* [Work to be completed] All lines in the data that hold the word "divergence" need copying.

(Records from a collection of figures)
------------------------------------------------------------
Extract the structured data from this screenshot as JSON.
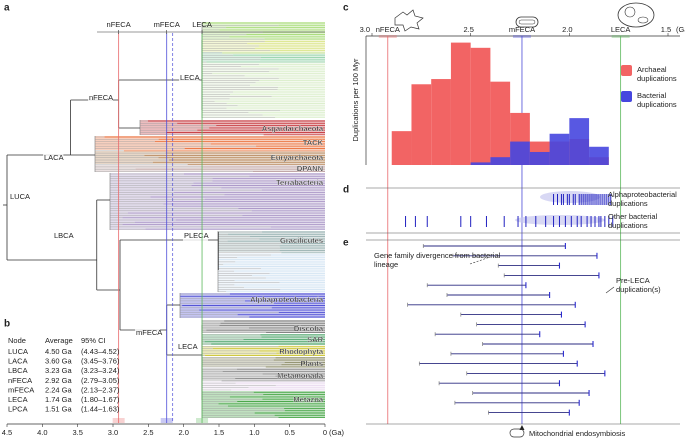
{
  "figure": {
    "panel_labels": [
      "a",
      "b",
      "c",
      "d",
      "e"
    ]
  },
  "chart_data": [
    {
      "type": "tree",
      "xlim": [
        4.5,
        0
      ],
      "xticks": [
        4.5,
        {
          "value": 4,
          "label": "4.0"
        },
        3.5,
        {
          "value": 3,
          "label": "3.0"
        },
        2.5,
        {
          "value": 2,
          "label": "2.0"
        },
        1.5,
        {
          "value": 1,
          "label": "1.0"
        },
        0.5,
        0
      ],
      "xlabel": "(Ga)",
      "nodes": [
        {
          "label": "LUCA",
          "age": 4.5
        },
        {
          "label": "LACA",
          "age": 3.6
        },
        {
          "label": "LBCA",
          "age": 3.23
        },
        {
          "label": "nFECA",
          "age": 2.92
        },
        {
          "label": "mFECA",
          "age": 2.24
        },
        {
          "label": "LECA",
          "age": 1.74
        },
        {
          "label": "LECA",
          "age": 1.74
        },
        {
          "label": "PLECA",
          "age": 1.51
        }
      ],
      "markers": [
        {
          "label": "nFECA",
          "value": 2.92,
          "color": "#e8696b"
        },
        {
          "label": "mFECA",
          "value": 2.24,
          "color": "#4d4dd8"
        },
        {
          "label": "LECA",
          "value": 1.74,
          "color": "#5cb85c"
        }
      ],
      "clades": [
        {
          "name": "Asgardarchaeota",
          "color": "#c0262c"
        },
        {
          "name": "TACK",
          "color": "#e8642a"
        },
        {
          "name": "Euryarchaeota",
          "color": "#b07a4a"
        },
        {
          "name": "DPANN",
          "color": "#b89a9a"
        },
        {
          "name": "Terrabacteria",
          "color": "#a08ac0"
        },
        {
          "name": "Gracilicutes",
          "color": "#8aa6a6"
        },
        {
          "name": "Alphaproteobacteria",
          "color": "#3a3ad0"
        },
        {
          "name": "Discoba",
          "color": "#707070"
        },
        {
          "name": "SAR",
          "color": "#3a9a5a"
        },
        {
          "name": "Rhodophyta",
          "color": "#c8c020"
        },
        {
          "name": "Plants",
          "color": "#7a7a50"
        },
        {
          "name": "Metamonada",
          "color": "#808080"
        },
        {
          "name": "Metazoa",
          "color": "#2e9a2e"
        }
      ]
    },
    {
      "type": "histogram",
      "ylabel": "Duplications per 100 Myr",
      "xlim": [
        3.0,
        1.5
      ],
      "xticks": [
        {
          "value": 3,
          "label": "3.0"
        },
        2.5,
        {
          "value": 2,
          "label": "2.0"
        },
        1.5
      ],
      "xlabel": "(Ga)",
      "ylim": [
        0,
        48
      ],
      "bins": [
        2.9,
        2.8,
        2.7,
        2.6,
        2.5,
        2.4,
        2.3,
        2.2,
        2.1,
        2.0,
        1.9,
        1.8
      ],
      "markers": [
        {
          "label": "nFECA",
          "value": 2.92,
          "color": "#e8696b"
        },
        {
          "label": "mFECA",
          "value": 2.24,
          "color": "#4d4dd8"
        },
        {
          "label": "LECA",
          "value": 1.74,
          "color": "#5cb85c"
        }
      ],
      "series": [
        {
          "name": "Archaeal duplications",
          "color": "#f26464",
          "values": [
            13,
            31,
            33,
            47,
            45,
            32,
            20,
            9,
            9,
            10,
            3
          ]
        },
        {
          "name": "Bacterial duplications",
          "color": "#4646df",
          "values": [
            0,
            0,
            0,
            0,
            1,
            3,
            9,
            5,
            12,
            18,
            7
          ]
        }
      ],
      "legend": "right"
    },
    {
      "type": "rug",
      "xlim": [
        3.0,
        1.5
      ],
      "series": [
        {
          "name": "Alphaproteobacterial duplications",
          "color": "#2020c0",
          "values": [
            2.08,
            2.06,
            2.04,
            2.03,
            2.01,
            2.0,
            1.98,
            1.97,
            1.95,
            1.94,
            1.93,
            1.92,
            1.91,
            1.9,
            1.89,
            1.88,
            1.87,
            1.86,
            1.85,
            1.84,
            1.83,
            1.82,
            1.81,
            1.8,
            1.79
          ]
        },
        {
          "name": "Other bacterial duplications",
          "color": "#2020c0",
          "values": [
            2.83,
            2.78,
            2.72,
            2.55,
            2.5,
            2.42,
            2.33,
            2.26,
            2.22,
            2.17,
            2.12,
            2.08,
            2.05,
            2.02,
            1.99,
            1.96,
            1.94,
            1.91,
            1.89,
            1.87,
            1.85,
            1.84,
            1.82,
            1.8,
            1.78
          ]
        }
      ]
    },
    {
      "type": "interval",
      "xlim": [
        3.0,
        1.5
      ],
      "color": "#2b2b80",
      "divergence": [
        2.74,
        2.59,
        2.36,
        2.33,
        2.72,
        2.62,
        2.82,
        2.55,
        2.47,
        2.68,
        2.44,
        2.6,
        2.76,
        2.52,
        2.66,
        2.49,
        2.58,
        2.41
      ],
      "duplication": [
        2.02,
        1.86,
        2.05,
        1.85,
        2.22,
        2.1,
        1.97,
        2.04,
        1.92,
        2.15,
        1.88,
        2.03,
        1.96,
        1.82,
        2.05,
        1.9,
        1.95,
        2.0
      ],
      "annotations": [
        "Gene family divergence from bacterial lineage",
        "Pre-LECA duplication(s)",
        "Mitochondrial endosymbiosis"
      ]
    }
  ],
  "table": {
    "columns": [
      "Node",
      "Average",
      "95% CI"
    ],
    "rows": [
      [
        "LUCA",
        "4.50 Ga",
        "(4.43–4.52)"
      ],
      [
        "LACA",
        "3.60 Ga",
        "(3.45–3.76)"
      ],
      [
        "LBCA",
        "3.23 Ga",
        "(3.23–3.24)"
      ],
      [
        "nFECA",
        "2.92 Ga",
        "(2.79–3.05)"
      ],
      [
        "mFECA",
        "2.24 Ga",
        "(2.13–2.37)"
      ],
      [
        "LECA",
        "1.74 Ga",
        "(1.80–1.67)"
      ],
      [
        "LPCA",
        "1.51 Ga",
        "(1.44–1.63)"
      ]
    ]
  }
}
------------------------------------------------------------
* [Response below]
      "divergence": [
        "Gene family divergence from bacterial lineage",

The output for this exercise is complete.